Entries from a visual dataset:

━━━━━━━━━━

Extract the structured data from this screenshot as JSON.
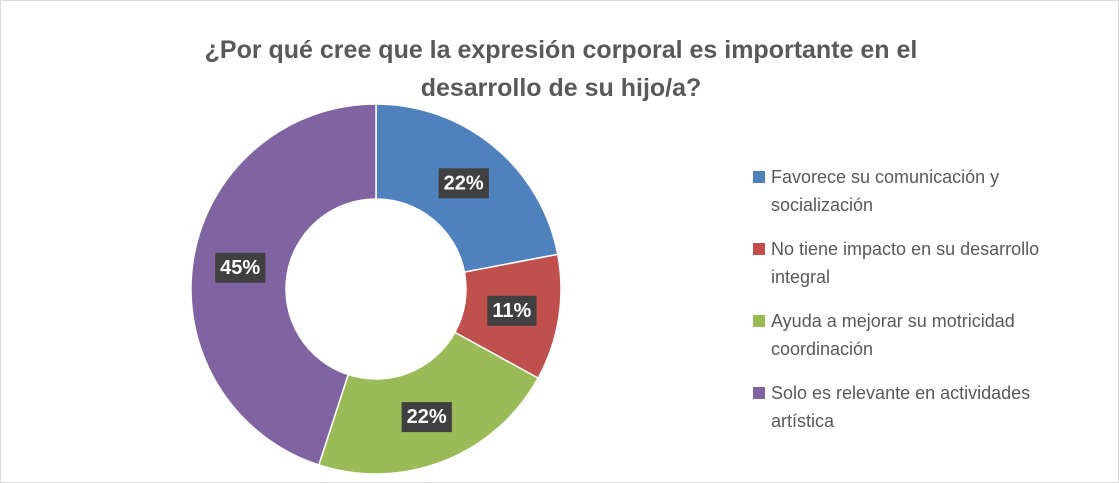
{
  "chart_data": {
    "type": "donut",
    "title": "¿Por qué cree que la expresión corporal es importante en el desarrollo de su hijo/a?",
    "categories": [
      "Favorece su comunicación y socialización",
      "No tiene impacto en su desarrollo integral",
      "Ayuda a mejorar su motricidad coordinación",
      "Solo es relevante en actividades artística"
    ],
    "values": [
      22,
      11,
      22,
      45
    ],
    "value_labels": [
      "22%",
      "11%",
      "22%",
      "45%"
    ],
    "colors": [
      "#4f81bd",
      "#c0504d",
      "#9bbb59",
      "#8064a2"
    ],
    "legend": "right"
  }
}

━━━━━━━━━━

» **Your task**: The data above needs to be retyped exactly, with the images left out.

» **Solved exercise**:
Extract the structured data from this screenshot as JSON.
{
  "chart_data": {
    "type": "donut",
    "title": "¿Por qué cree que la expresión corporal es importante en el desarrollo de su hijo/a?",
    "categories": [
      "Favorece su comunicación y socialización",
      "No tiene impacto en su desarrollo integral",
      "Ayuda a mejorar su motricidad coordinación",
      "Solo es relevante en actividades artística"
    ],
    "values": [
      22,
      11,
      22,
      45
    ],
    "value_labels": [
      "22%",
      "11%",
      "22%",
      "45%"
    ],
    "colors": [
      "#4f81bd",
      "#c0504d",
      "#9bbb59",
      "#8064a2"
    ],
    "legend": "right"
  }
}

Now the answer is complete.